*SOURCE EXTRACT*
Exome sequencing identifies novel genes underlying primary congenital glaucoma in the National Birth Defects Prevention Study

Details

• Alternative Title:
  Birth Defects Res
• Personal Author:
  Blue, Elizabeth E. ; Moore, Kristin J. ; North, Kari E. ; Desrosiers, Tania A. ; Carmichael, Suzan L. ; White, Janson J. ; Chong, Jessica X. ; Bamshad, Michael J. ; Jenkins, Mary M. ; Almli, Lynn M. ; Brody, Lawrence C. ; Freedman, Sharon F. ; Reefhuis, Jennita ; Romitti, Paul A. ; Shaw, Gary M. ; Werler, Martha ; Kay, Denise M. ; Browne, Marilyn L. ; Feldkamp, Marcia L. ; Finnell, Richard H. ; Nembhard, Wendy N. ; Pangilinan, Faith ; Olshan, Andrew F.

*TASKS TO CARRY OUT*
**a)** What alternative title do the study details give for the glaucoma exome sequencing paper?
**b)** Turn the author line in the study details that begins "Blue, Elizabeth E." into a list with one name per line.
**c)** Extend the study details past the last author name with the next few entries.

*GIVEN INFORMATION*
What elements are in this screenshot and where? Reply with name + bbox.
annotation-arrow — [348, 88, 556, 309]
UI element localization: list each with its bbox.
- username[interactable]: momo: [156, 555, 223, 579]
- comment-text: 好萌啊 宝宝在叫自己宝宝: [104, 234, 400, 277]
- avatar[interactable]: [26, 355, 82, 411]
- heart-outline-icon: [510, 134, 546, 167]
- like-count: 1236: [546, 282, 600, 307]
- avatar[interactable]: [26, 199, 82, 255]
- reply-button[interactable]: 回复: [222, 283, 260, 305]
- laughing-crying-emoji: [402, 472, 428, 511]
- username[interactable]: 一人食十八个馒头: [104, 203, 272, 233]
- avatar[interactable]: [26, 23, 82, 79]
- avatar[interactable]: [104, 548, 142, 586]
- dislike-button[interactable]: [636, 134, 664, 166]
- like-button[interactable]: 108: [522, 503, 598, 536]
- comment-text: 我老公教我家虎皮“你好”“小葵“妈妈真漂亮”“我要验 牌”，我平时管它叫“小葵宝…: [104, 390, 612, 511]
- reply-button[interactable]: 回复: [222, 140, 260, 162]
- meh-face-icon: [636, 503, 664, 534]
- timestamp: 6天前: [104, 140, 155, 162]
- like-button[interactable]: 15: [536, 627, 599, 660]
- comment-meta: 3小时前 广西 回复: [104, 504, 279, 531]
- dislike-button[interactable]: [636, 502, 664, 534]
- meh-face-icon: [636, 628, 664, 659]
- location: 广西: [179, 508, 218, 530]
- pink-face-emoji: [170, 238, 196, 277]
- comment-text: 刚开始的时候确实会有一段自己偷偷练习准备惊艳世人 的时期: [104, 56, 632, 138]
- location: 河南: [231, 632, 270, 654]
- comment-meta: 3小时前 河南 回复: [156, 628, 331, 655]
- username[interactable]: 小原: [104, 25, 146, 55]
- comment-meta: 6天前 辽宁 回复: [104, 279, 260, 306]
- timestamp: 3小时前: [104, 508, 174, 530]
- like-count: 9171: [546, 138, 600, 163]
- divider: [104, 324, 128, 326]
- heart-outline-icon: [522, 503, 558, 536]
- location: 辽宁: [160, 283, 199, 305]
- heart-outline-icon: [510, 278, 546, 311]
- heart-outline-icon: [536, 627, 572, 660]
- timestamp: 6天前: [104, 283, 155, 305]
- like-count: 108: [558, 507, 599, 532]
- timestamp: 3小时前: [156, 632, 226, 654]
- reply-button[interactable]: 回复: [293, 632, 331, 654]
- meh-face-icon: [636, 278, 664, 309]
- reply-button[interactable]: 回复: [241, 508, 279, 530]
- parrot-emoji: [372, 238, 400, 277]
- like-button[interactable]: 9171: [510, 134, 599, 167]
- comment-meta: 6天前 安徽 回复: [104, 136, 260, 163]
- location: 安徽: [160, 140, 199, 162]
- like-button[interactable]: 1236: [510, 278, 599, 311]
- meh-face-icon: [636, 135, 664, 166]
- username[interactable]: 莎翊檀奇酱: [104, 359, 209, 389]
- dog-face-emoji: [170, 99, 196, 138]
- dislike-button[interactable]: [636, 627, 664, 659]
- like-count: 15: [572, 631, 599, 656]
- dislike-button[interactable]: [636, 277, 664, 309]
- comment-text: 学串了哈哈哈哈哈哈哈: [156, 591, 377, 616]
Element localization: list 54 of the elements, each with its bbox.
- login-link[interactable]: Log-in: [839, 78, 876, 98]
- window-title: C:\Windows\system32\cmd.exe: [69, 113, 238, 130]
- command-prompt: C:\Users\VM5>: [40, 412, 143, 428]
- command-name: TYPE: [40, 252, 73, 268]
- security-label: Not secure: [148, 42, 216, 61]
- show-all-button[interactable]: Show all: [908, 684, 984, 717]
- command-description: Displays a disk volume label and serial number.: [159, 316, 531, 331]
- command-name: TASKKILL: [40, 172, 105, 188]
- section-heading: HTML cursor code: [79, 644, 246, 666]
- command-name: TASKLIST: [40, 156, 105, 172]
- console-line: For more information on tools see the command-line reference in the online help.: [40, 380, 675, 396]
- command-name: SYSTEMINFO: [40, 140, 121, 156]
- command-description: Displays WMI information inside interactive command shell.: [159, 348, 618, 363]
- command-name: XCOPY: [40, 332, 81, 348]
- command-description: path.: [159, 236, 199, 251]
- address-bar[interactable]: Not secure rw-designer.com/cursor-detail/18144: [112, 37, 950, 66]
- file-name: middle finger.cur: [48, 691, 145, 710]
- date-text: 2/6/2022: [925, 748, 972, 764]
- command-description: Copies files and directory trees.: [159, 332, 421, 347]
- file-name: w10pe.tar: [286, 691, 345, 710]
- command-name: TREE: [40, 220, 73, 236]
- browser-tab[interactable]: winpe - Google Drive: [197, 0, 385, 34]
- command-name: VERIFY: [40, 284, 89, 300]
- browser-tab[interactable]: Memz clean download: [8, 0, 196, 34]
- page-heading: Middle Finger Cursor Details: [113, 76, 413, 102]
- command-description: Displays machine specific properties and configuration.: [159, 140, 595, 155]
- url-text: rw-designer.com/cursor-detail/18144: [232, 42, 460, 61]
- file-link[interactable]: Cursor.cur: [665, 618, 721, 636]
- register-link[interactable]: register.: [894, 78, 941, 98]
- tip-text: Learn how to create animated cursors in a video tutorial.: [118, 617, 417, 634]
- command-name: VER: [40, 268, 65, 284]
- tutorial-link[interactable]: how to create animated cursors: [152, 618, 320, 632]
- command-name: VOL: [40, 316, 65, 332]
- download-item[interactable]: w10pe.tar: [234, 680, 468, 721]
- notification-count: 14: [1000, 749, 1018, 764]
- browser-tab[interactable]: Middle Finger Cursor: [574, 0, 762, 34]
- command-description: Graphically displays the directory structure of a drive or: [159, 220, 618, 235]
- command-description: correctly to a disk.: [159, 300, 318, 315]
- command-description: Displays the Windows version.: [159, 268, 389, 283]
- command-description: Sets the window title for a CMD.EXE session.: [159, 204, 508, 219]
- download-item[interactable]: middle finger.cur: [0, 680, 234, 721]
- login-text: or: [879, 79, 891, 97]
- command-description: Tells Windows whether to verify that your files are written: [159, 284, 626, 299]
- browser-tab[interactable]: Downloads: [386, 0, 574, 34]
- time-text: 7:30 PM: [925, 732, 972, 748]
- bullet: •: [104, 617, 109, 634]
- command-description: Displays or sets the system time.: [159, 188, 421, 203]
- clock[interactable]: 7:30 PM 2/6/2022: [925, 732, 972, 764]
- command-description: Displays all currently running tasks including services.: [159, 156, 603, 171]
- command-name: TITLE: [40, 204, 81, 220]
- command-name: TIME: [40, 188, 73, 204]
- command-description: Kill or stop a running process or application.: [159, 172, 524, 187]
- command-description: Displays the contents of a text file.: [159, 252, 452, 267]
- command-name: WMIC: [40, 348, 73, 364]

*ANSWERS BY ITEM*
**a)** Birth Defects Res

**b)**
- Blue, Elizabeth E.
- Moore, Kristin J.
- North, Kari E.
- Desrosiers, Tania A.
- Carmichael, Suzan L.
- White, Janson J.
- Chong, Jessica X.
- Bamshad, Michael J.
- Jenkins, Mary M.
- Almli, Lynn M.
- Brody, Lawrence C.
- Freedman, Sharon F.
- Reefhuis, Jennita
- Romitti, Paul A.
- Shaw, Gary M.
- Werler, Martha
- Kay, Denise M.
- Browne, Marilyn L.
- Feldkamp, Marcia L.
- Finnell, Richard H.
- Nembhard, Wendy N.
- Pangilinan, Faith
- Olshan, Andrew F.

**c)**
• Corporate Authors:
  National Institutes of Health Intramural Sequencing Center ; University of Washington Center for Mendelian Genomics ; National Birth Defects Prevention Study
• Description:
  Background:
  
  Primary congenital glaucoma (PCG) affects approximately 1 in 10,000 live born infants in the United States (US). PCG has a autosomal recessive inheritance pattern, and variable expressivity and reduced penetrance have been reported. Likely causal variants in the most commonly mutated gene, CYP1B1, are less prevalent in the US, suggesting that alternative genes may contribute to the condition. This study utilized exome sequencing to investigate the genetic architecture of PCG in the US and to identify novel genes and variants.
  
  Methods:
  
  We studied 37 family trios where infants had PCG and were part of the National Birth Defects Prevention Study (births 1997–2011), a US multicenter study of birth defects. Samples underwent exome sequencing and sequence reads were aligned to the human reference sample (NCBI build 37/hg19). Variant filtration was conducted under de novo and Mendelian inheritance models using GEMINI.
  
  Results:
  
  Among candidate variants, CYP1B1 was most represented (5 trios, 13.5%). Twelve probands (32%) had potentially pathogenic variants in other genes not previously linked to PCG but important in eye development and/or to underlie Mendelian conditions with potential phenotypic overlap (e.g., CRYBB2, RXRA, GLI2).
  
  Conclusion:
  
  Variation in the genes identified in this population-based study may help to further explain the genetics of PCG.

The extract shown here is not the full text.